— begin MATERIAL FOR THIS TASK —
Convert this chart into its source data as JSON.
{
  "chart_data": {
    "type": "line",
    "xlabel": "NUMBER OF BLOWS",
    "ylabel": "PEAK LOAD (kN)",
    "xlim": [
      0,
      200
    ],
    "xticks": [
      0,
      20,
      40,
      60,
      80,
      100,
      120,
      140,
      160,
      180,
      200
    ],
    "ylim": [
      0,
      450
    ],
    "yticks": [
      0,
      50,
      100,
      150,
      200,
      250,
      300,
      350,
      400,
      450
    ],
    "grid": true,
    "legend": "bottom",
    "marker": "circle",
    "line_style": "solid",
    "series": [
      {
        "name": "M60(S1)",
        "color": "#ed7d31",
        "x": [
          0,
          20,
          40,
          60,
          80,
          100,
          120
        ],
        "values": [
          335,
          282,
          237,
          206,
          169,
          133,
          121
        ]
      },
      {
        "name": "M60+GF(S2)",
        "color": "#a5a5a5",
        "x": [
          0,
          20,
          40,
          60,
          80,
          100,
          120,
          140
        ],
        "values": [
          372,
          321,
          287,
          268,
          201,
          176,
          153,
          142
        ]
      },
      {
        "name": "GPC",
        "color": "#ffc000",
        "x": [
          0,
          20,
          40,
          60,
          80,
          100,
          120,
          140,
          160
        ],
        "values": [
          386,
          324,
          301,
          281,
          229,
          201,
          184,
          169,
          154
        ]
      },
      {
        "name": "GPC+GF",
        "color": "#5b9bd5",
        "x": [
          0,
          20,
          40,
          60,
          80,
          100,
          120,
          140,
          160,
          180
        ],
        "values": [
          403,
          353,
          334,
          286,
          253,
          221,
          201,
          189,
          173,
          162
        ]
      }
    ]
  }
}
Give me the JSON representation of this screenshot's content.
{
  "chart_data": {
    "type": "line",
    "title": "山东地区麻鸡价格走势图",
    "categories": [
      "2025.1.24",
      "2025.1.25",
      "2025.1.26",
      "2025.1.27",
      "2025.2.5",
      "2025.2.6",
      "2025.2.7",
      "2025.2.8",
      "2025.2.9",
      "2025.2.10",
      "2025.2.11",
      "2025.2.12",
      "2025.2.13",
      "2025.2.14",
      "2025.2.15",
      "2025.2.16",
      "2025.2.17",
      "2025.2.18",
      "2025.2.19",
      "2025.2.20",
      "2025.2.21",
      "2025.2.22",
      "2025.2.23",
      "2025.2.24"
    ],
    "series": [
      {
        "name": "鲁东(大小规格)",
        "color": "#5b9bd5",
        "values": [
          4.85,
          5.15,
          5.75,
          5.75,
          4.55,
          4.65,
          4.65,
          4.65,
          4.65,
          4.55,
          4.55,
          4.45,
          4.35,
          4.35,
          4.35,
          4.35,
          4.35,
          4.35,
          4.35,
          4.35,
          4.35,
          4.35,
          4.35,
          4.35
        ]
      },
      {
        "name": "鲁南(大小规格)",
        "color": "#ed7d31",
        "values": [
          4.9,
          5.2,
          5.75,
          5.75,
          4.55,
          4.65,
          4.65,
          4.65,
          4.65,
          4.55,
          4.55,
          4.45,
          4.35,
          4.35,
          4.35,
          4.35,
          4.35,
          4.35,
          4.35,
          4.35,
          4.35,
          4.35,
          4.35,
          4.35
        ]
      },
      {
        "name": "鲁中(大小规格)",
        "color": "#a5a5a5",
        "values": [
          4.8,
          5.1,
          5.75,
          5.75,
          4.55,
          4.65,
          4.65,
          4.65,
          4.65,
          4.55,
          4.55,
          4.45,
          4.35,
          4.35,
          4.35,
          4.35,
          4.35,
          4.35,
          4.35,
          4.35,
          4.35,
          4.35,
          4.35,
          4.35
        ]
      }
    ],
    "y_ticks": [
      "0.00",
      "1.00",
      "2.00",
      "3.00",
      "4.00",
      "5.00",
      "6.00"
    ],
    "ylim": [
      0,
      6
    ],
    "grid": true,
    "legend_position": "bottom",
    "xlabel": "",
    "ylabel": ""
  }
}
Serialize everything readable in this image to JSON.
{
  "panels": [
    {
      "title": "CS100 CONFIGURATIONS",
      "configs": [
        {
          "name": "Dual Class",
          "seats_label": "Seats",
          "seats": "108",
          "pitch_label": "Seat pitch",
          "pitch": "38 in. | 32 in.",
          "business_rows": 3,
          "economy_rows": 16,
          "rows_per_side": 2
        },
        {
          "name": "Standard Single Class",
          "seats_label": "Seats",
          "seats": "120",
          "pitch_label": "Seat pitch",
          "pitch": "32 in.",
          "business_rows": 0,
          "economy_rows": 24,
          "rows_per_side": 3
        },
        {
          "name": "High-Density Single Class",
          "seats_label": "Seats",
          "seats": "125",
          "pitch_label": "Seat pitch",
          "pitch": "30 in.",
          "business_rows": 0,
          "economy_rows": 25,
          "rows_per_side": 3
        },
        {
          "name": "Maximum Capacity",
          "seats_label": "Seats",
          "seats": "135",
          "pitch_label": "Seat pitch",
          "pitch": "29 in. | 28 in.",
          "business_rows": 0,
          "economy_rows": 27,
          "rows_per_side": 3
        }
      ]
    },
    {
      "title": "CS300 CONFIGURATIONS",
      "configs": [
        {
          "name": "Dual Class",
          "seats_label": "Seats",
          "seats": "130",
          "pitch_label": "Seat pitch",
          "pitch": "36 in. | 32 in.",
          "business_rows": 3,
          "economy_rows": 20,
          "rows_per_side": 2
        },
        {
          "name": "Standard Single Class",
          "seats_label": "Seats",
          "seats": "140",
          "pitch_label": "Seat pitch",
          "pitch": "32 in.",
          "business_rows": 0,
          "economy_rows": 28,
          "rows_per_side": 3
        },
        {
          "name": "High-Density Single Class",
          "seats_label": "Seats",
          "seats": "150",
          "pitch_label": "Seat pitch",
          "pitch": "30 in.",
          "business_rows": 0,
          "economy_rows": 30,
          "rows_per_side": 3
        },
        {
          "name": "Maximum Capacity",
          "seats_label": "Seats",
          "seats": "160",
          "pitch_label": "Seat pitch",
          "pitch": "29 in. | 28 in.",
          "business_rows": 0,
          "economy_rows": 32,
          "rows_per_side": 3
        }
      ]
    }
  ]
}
— end MATERIAL FOR THIS TASK —
Repeat the data in its entirety, character for character.

Convert this chart into its source data as JSON.
{
  "chart_data": {
    "type": "line",
    "xlabel": "NUMBER OF BLOWS",
    "ylabel": "PEAK LOAD (kN)",
    "xlim": [
      0,
      200
    ],
    "xticks": [
      0,
      20,
      40,
      60,
      80,
      100,
      120,
      140,
      160,
      180,
      200
    ],
    "ylim": [
      0,
      450
    ],
    "yticks": [
      0,
      50,
      100,
      150,
      200,
      250,
      300,
      350,
      400,
      450
    ],
    "grid": true,
    "legend": "bottom",
    "marker": "circle",
    "line_style": "solid",
    "series": [
      {
        "name": "M60(S1)",
        "color": "#ed7d31",
        "x": [
          0,
          20,
          40,
          60,
          80,
          100,
          120
        ],
        "values": [
          335,
          282,
          237,
          206,
          169,
          133,
          121
        ]
      },
      {
        "name": "M60+GF(S2)",
        "color": "#a5a5a5",
        "x": [
          0,
          20,
          40,
          60,
          80,
          100,
          120,
          140
        ],
        "values": [
          372,
          321,
          287,
          268,
          201,
          176,
          153,
          142
        ]
      },
      {
        "name": "GPC",
        "color": "#ffc000",
        "x": [
          0,
          20,
          40,
          60,
          80,
          100,
          120,
          140,
          160
        ],
        "values": [
          386,
          324,
          301,
          281,
          229,
          201,
          184,
          169,
          154
        ]
      },
      {
        "name": "GPC+GF",
        "color": "#5b9bd5",
        "x": [
          0,
          20,
          40,
          60,
          80,
          100,
          120,
          140,
          160,
          180
        ],
        "values": [
          403,
          353,
          334,
          286,
          253,
          221,
          201,
          189,
          173,
          162
        ]
      }
    ]
  }
}
Give me the JSON representation of this screenshot's content.
{
  "chart_data": {
    "type": "line",
    "title": "山东地区麻鸡价格走势图",
    "categories": [
      "2025.1.24",
      "2025.1.25",
      "2025.1.26",
      "2025.1.27",
      "2025.2.5",
      "2025.2.6",
      "2025.2.7",
      "2025.2.8",
      "2025.2.9",
      "2025.2.10",
      "2025.2.11",
      "2025.2.12",
      "2025.2.13",
      "2025.2.14",
      "2025.2.15",
      "2025.2.16",
      "2025.2.17",
      "2025.2.18",
      "2025.2.19",
      "2025.2.20",
      "2025.2.21",
      "2025.2.22",
      "2025.2.23",
      "2025.2.24"
    ],
    "series": [
      {
        "name": "鲁东(大小规格)",
        "color": "#5b9bd5",
        "values": [
          4.85,
          5.15,
          5.75,
          5.75,
          4.55,
          4.65,
          4.65,
          4.65,
          4.65,
          4.55,
          4.55,
          4.45,
          4.35,
          4.35,
          4.35,
          4.35,
          4.35,
          4.35,
          4.35,
          4.35,
          4.35,
          4.35,
          4.35,
          4.35
        ]
      },
      {
        "name": "鲁南(大小规格)",
        "color": "#ed7d31",
        "values": [
          4.9,
          5.2,
          5.75,
          5.75,
          4.55,
          4.65,
          4.65,
          4.65,
          4.65,
          4.55,
          4.55,
          4.45,
          4.35,
          4.35,
          4.35,
          4.35,
          4.35,
          4.35,
          4.35,
          4.35,
          4.35,
          4.35,
          4.35,
          4.35
        ]
      },
      {
        "name": "鲁中(大小规格)",
        "color": "#a5a5a5",
        "values": [
          4.8,
          5.1,
          5.75,
          5.75,
          4.55,
          4.65,
          4.65,
          4.65,
          4.65,
          4.55,
          4.55,
          4.45,
          4.35,
          4.35,
          4.35,
          4.35,
          4.35,
          4.35,
          4.35,
          4.35,
          4.35,
          4.35,
          4.35,
          4.35
        ]
      }
    ],
    "y_ticks": [
      "0.00",
      "1.00",
      "2.00",
      "3.00",
      "4.00",
      "5.00",
      "6.00"
    ],
    "ylim": [
      0,
      6
    ],
    "grid": true,
    "legend_position": "bottom",
    "xlabel": "",
    "ylabel": ""
  }
}
Serialize everything readable in this image to JSON.
{
  "panels": [
    {
      "title": "CS100 CONFIGURATIONS",
      "configs": [
        {
          "name": "Dual Class",
          "seats_label": "Seats",
          "seats": "108",
          "pitch_label": "Seat pitch",
          "pitch": "38 in. | 32 in.",
          "business_rows": 3,
          "economy_rows": 16,
          "rows_per_side": 2
        },
        {
          "name": "Standard Single Class",
          "seats_label": "Seats",
          "seats": "120",
          "pitch_label": "Seat pitch",
          "pitch": "32 in.",
          "business_rows": 0,
          "economy_rows": 24,
          "rows_per_side": 3
        },
        {
          "name": "High-Density Single Class",
          "seats_label": "Seats",
          "seats": "125",
          "pitch_label": "Seat pitch",
          "pitch": "30 in.",
          "business_rows": 0,
          "economy_rows": 25,
          "rows_per_side": 3
        },
        {
          "name": "Maximum Capacity",
          "seats_label": "Seats",
          "seats": "135",
          "pitch_label": "Seat pitch",
          "pitch": "29 in. | 28 in.",
          "business_rows": 0,
          "economy_rows": 27,
          "rows_per_side": 3
        }
      ]
    },
    {
      "title": "CS300 CONFIGURATIONS",
      "configs": [
        {
          "name": "Dual Class",
          "seats_label": "Seats",
          "seats": "130",
          "pitch_label": "Seat pitch",
          "pitch": "36 in. | 32 in.",
          "business_rows": 3,
          "economy_rows": 20,
          "rows_per_side": 2
        },
        {
          "name": "Standard Single Class",
          "seats_label": "Seats",
          "seats": "140",
          "pitch_label": "Seat pitch",
          "pitch": "32 in.",
          "business_rows": 0,
          "economy_rows": 28,
          "rows_per_side": 3
        },
        {
          "name": "High-Density Single Class",
          "seats_label": "Seats",
          "seats": "150",
          "pitch_label": "Seat pitch",
          "pitch": "30 in.",
          "business_rows": 0,
          "economy_rows": 30,
          "rows_per_side": 3
        },
        {
          "name": "Maximum Capacity",
          "seats_label": "Seats",
          "seats": "160",
          "pitch_label": "Seat pitch",
          "pitch": "29 in. | 28 in.",
          "business_rows": 0,
          "economy_rows": 32,
          "rows_per_side": 3
        }
      ]
    }
  ]
}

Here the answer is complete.